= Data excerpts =
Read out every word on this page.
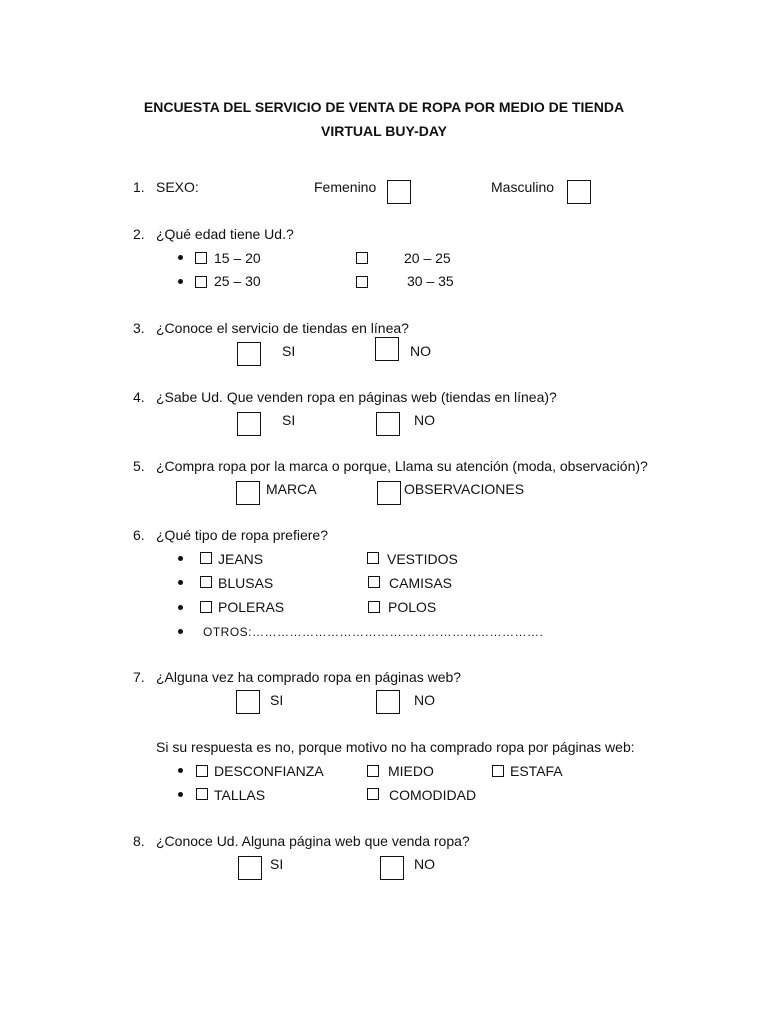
ENCUESTA DEL SERVICIO DE VENTA DE ROPA POR MEDIO DE TIENDA
VIRTUAL BUY-DAY
1. SEXO:	Femenino	Masculino
2. ¿Qué edad tiene Ud.?
15 – 20	20 – 25
25 – 30	30 – 35
3. ¿Conoce el servicio de tiendas en línea?
SI	NO
4. ¿Sabe Ud. Que venden ropa en páginas web (tiendas en línea)?
SI	NO
5. ¿Compra ropa por la marca o porque, Llama su atención (moda, observación)?
MARCA	OBSERVACIONES
6. ¿Qué tipo de ropa prefiere?
JEANS	VESTIDOS
BLUSAS	CAMISAS
POLERAS	POLOS
OTROS:…………………………………………………………….
7. ¿Alguna vez ha comprado ropa en páginas web?
SI	NO
Si su respuesta es no, porque motivo no ha comprado ropa por páginas web:
DESCONFIANZA	MIEDO	ESTAFA
TALLAS	COMODIDAD
8. ¿Conoce Ud. Alguna página web que venda ropa?
SI	NO
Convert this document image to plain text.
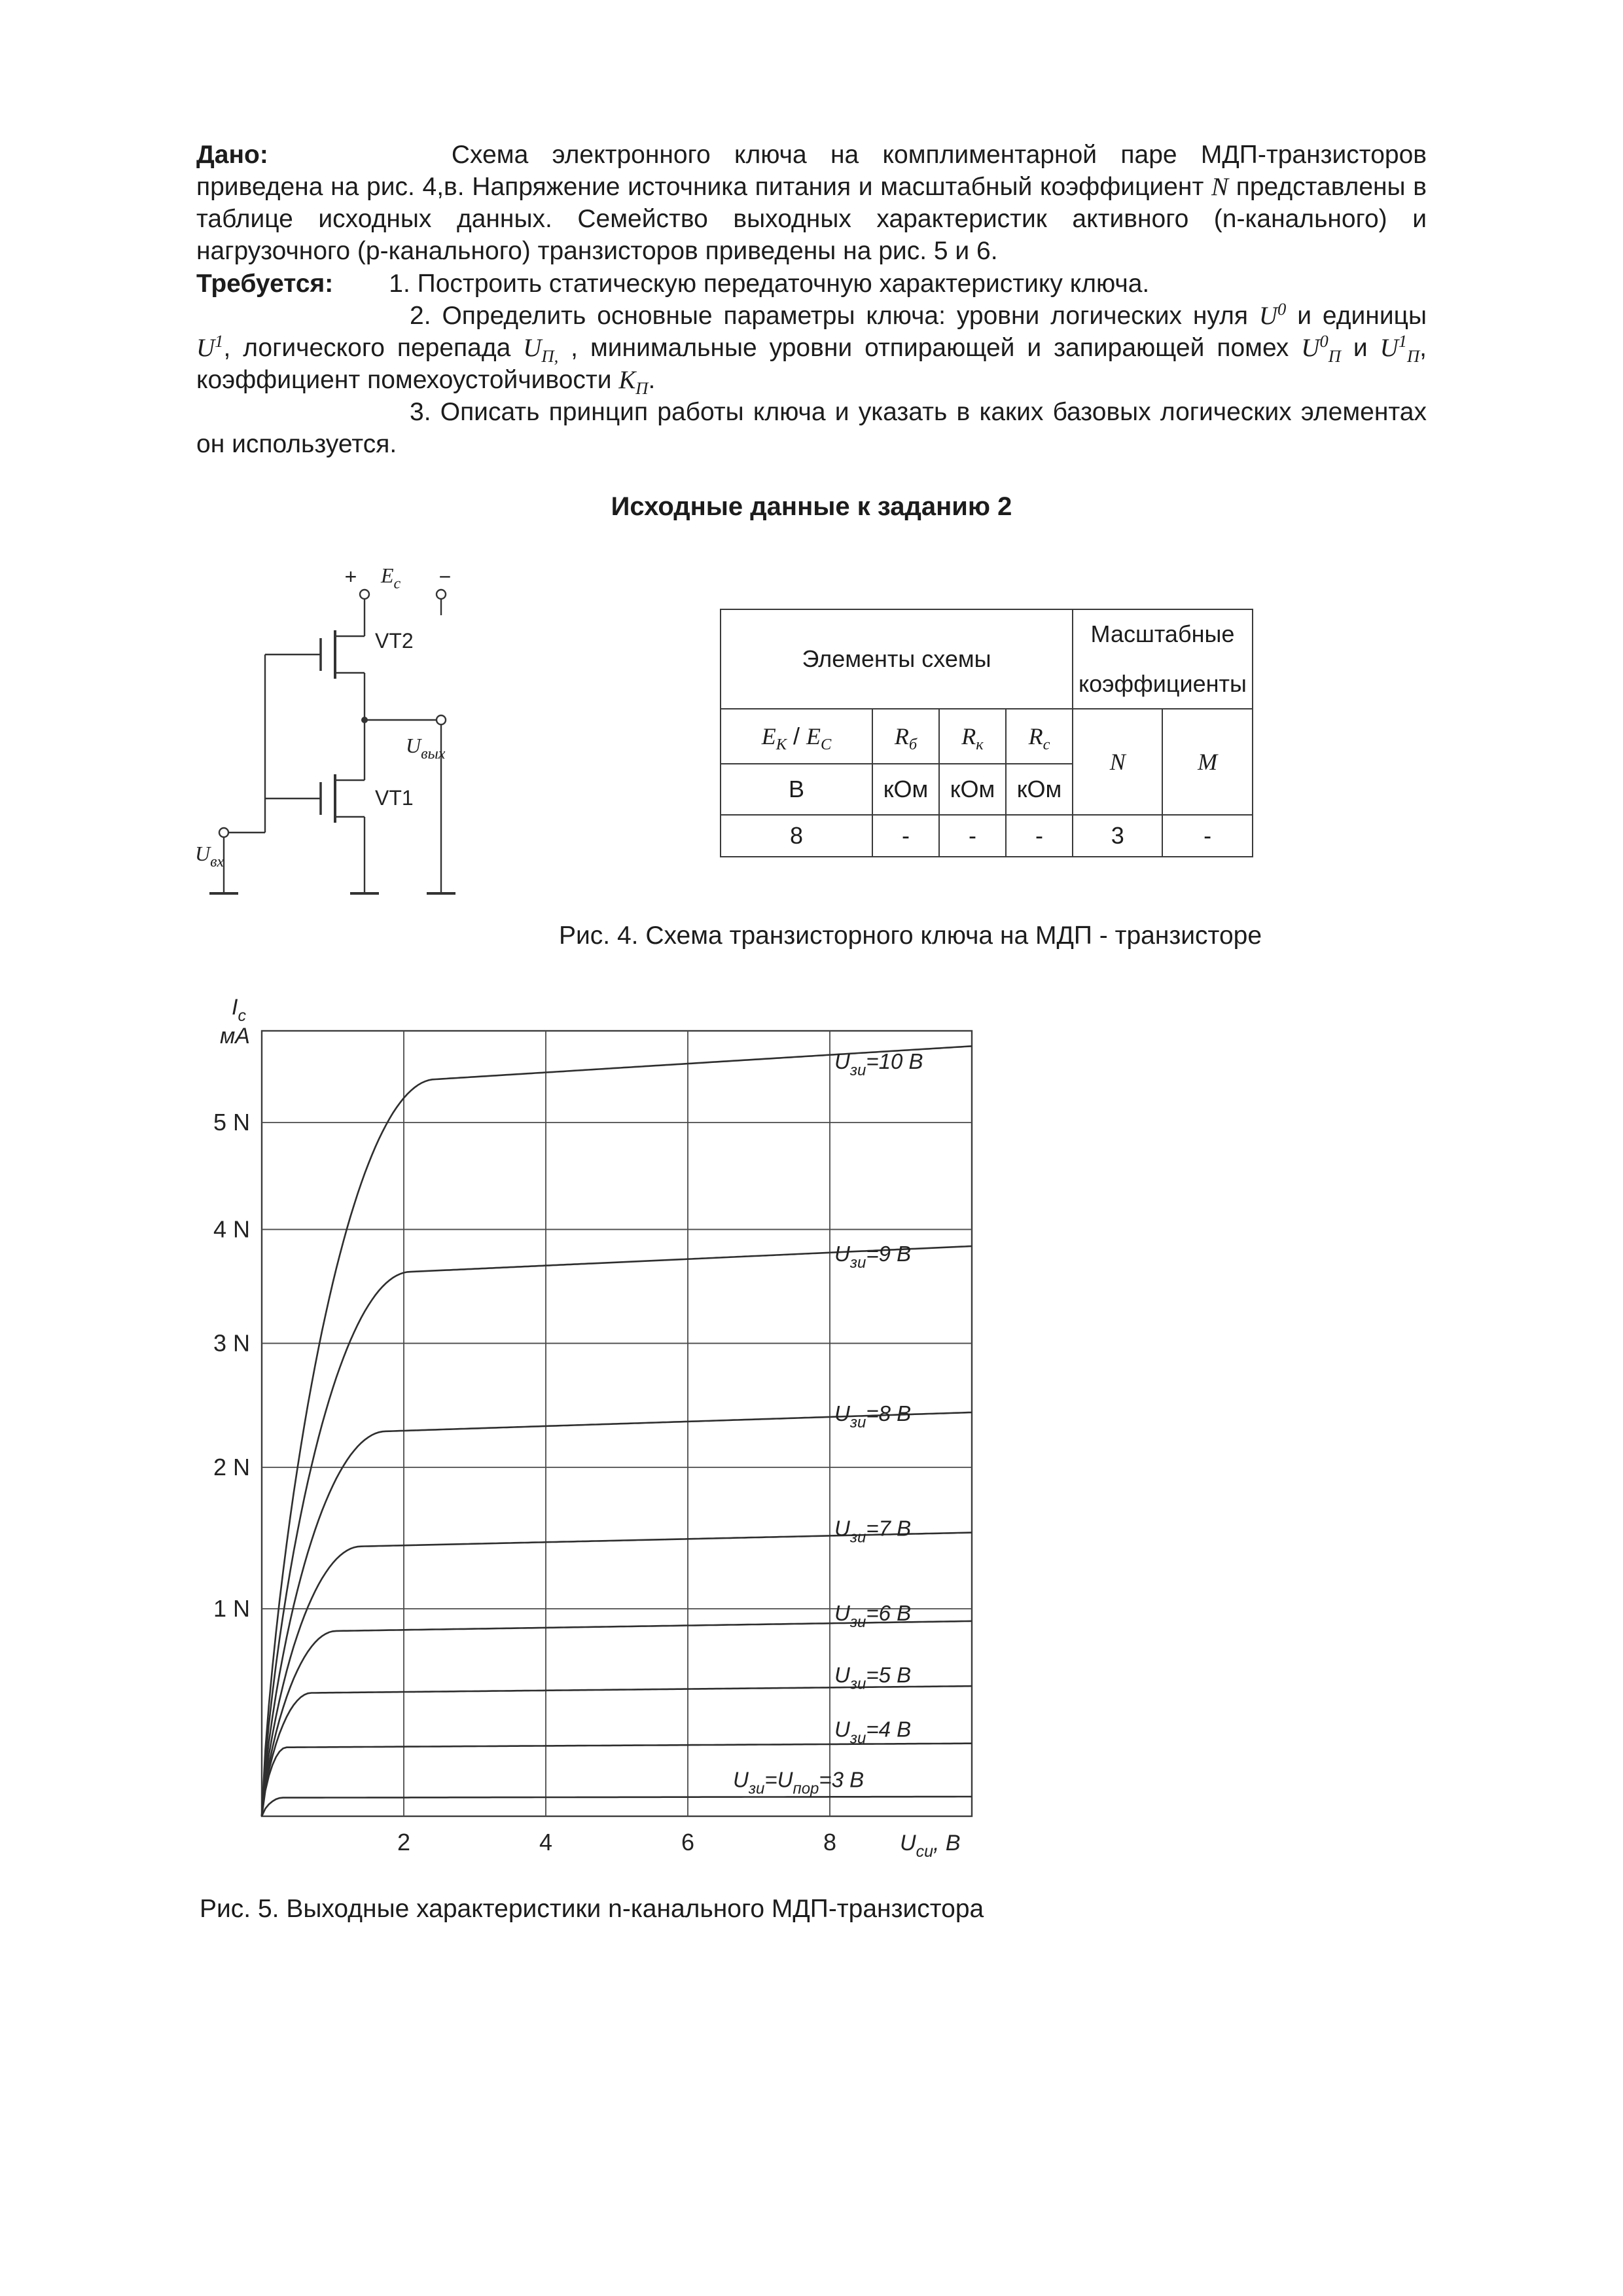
Дано:	Схема электронного ключа на комплиментарной паре МДП-транзисторов приведена на рис. 4,в. Напряжение источника питания и масштабный коэффициент N представлены в таблице исходных данных. Семейство выходных характеристик активного (n-канального) и нагрузочного (p-канального) транзисторов приведены на рис. 5 и 6.

Требуется: 1. Построить статическую передаточную характеристику ключа.

2. Определить основные параметры ключа: уровни логических нуля $U^0$ и единицы $U^1$, логического перепада $U_{П,}$ , минимальные уровни отпирающей и запирающей помех $U^0_П$ и $U^1_П$, коэффициент помехоустойчивости $К_П$.

3. Описать принцип работы ключа и указать в каких базовых логических элементах он используется.

Исходные данные к заданию 2
+ $E_с$ −
VT2
VT1
$U_{вых}$
$U_{вх}$
Элементы схемы				Масштабные
коэффициенты	

$E_К / E_С$	$R_б$	$R_к$	$R_с$	N	M
В	кОм	кОм	кОм		
8	-	-	-	3	-
Рис. 4. Схема транзисторного ключа на МДП - транзисторе
2	4	6	8
1 N
2 N
3 N
4 N
5 N
$U_{зи}=10$ В
$U_{зи}=9$ В
$U_{зи}=8$ В
$U_{зи}=7$ В
$U_{зи}=6$ В
$U_{зи}=5$ В
$U_{зи}=4$ В
$U_{зи}=U_{пор}=3$ В
$I_с$
мА
$U_{си}$, В
Рис. 5. Выходные характеристики n-канального МДП-транзистора
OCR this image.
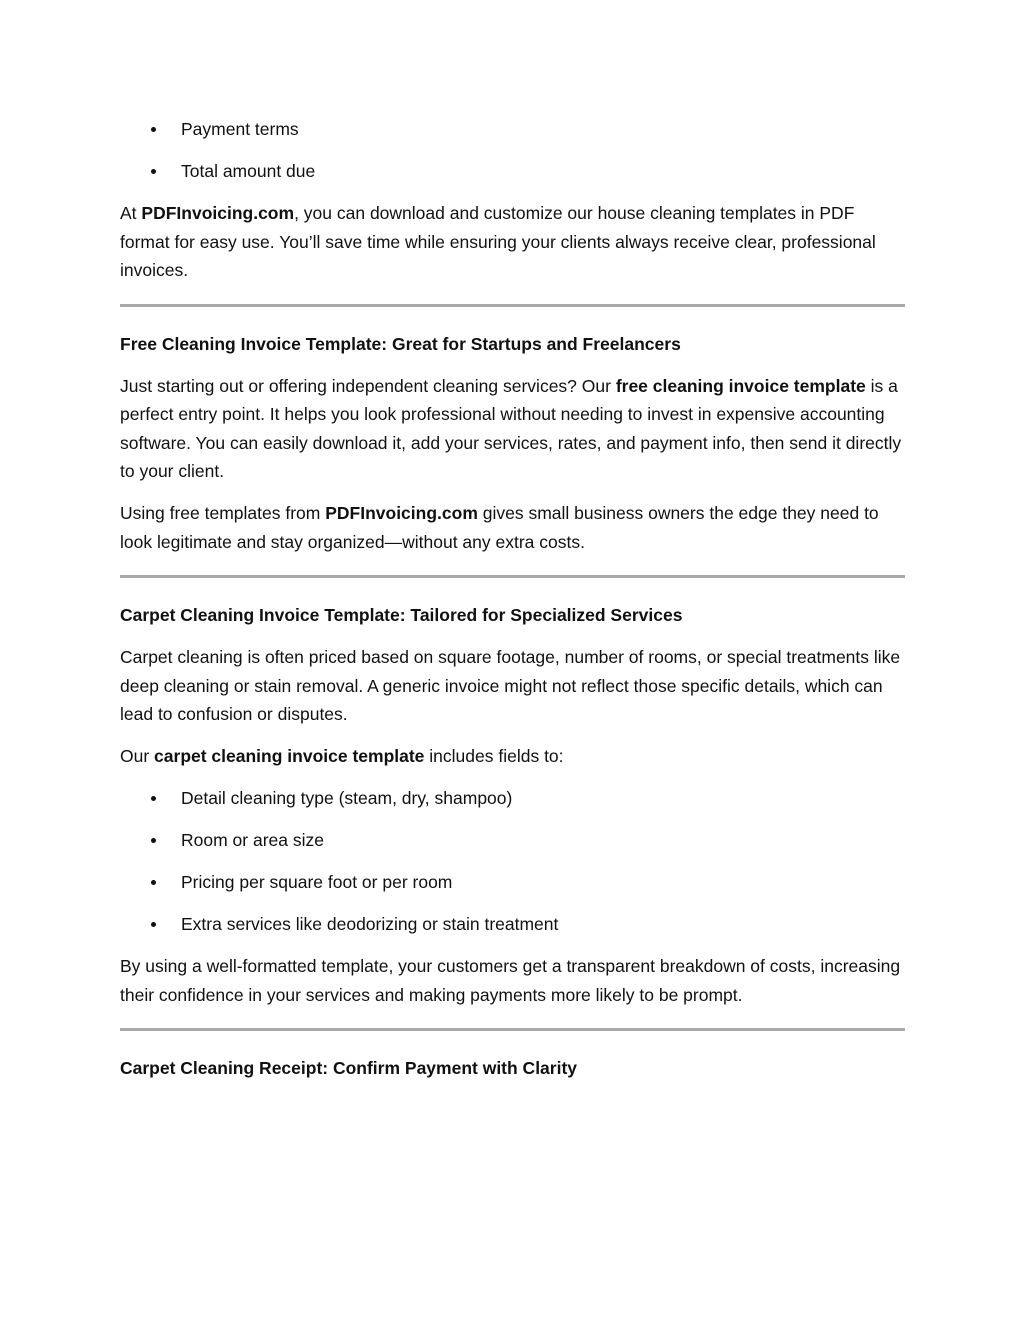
Payment terms
Total amount due

At PDFInvoicing.com, you can download and customize our house cleaning templates in PDF format for easy use. You’ll save time while ensuring your clients always receive clear, professional invoices.

Free Cleaning Invoice Template: Great for Startups and Freelancers

Just starting out or offering independent cleaning services? Our free cleaning invoice template is a perfect entry point. It helps you look professional without needing to invest in expensive accounting software. You can easily download it, add your services, rates, and payment info, then send it directly to your client.

Using free templates from PDFInvoicing.com gives small business owners the edge they need to look legitimate and stay organized—without any extra costs.

Carpet Cleaning Invoice Template: Tailored for Specialized Services

Carpet cleaning is often priced based on square footage, number of rooms, or special treatments like deep cleaning or stain removal. A generic invoice might not reflect those specific details, which can lead to confusion or disputes.

Our carpet cleaning invoice template includes fields to:

Detail cleaning type (steam, dry, shampoo)
Room or area size
Pricing per square foot or per room
Extra services like deodorizing or stain treatment

By using a well-formatted template, your customers get a transparent breakdown of costs, increasing their confidence in your services and making payments more likely to be prompt.

Carpet Cleaning Receipt: Confirm Payment with Clarity
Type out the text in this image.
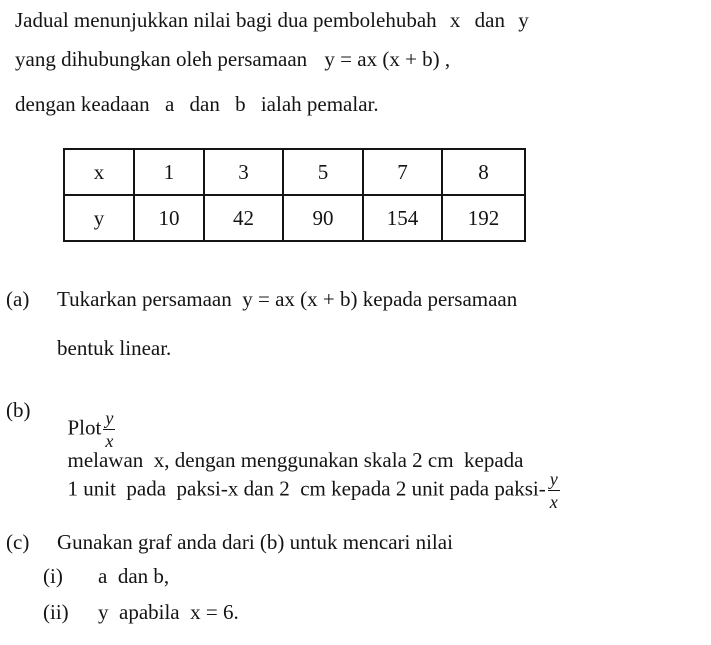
Jadual menunjukkan nilai bagi dua pembolehubah x dan y
yang dihubungkan oleh persamaan y = ax (x + b) ,
dengan keadaan a dan b ialah pemalar.
x	1	3	5	7	8
y	10	42	90	154	192
(a) Tukarkan persamaan  y = ax (x + b) kepada persamaan
bentuk linear.
(b)

Plot $\frac{y}{x}$

melawan  x, dengan menggunakan skala 2 cm  kepada

1 unit  pada  paksi-x dan 2  cm kepada 2 unit pada paksi- $\frac{y}{x}$

(c) Gunakan graf anda dari (b) untuk mencari nilai
(i) a  dan b,
(ii) y  apabila  x = 6.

= GIVEN TASK =
Find the lines holding "look" and list every one.

= REPLY =
Just starting out or offering independent cleaning services? Our free cleaning invoice template is a perfect entry point. It helps you look professional without needing to invest in expensive accounting software. You can easily download it, add your services, rates, and payment info, then send it directly to your client.
Using free templates from PDFInvoicing.com gives small business owners the edge they need to look legitimate and stay organized—without any extra costs.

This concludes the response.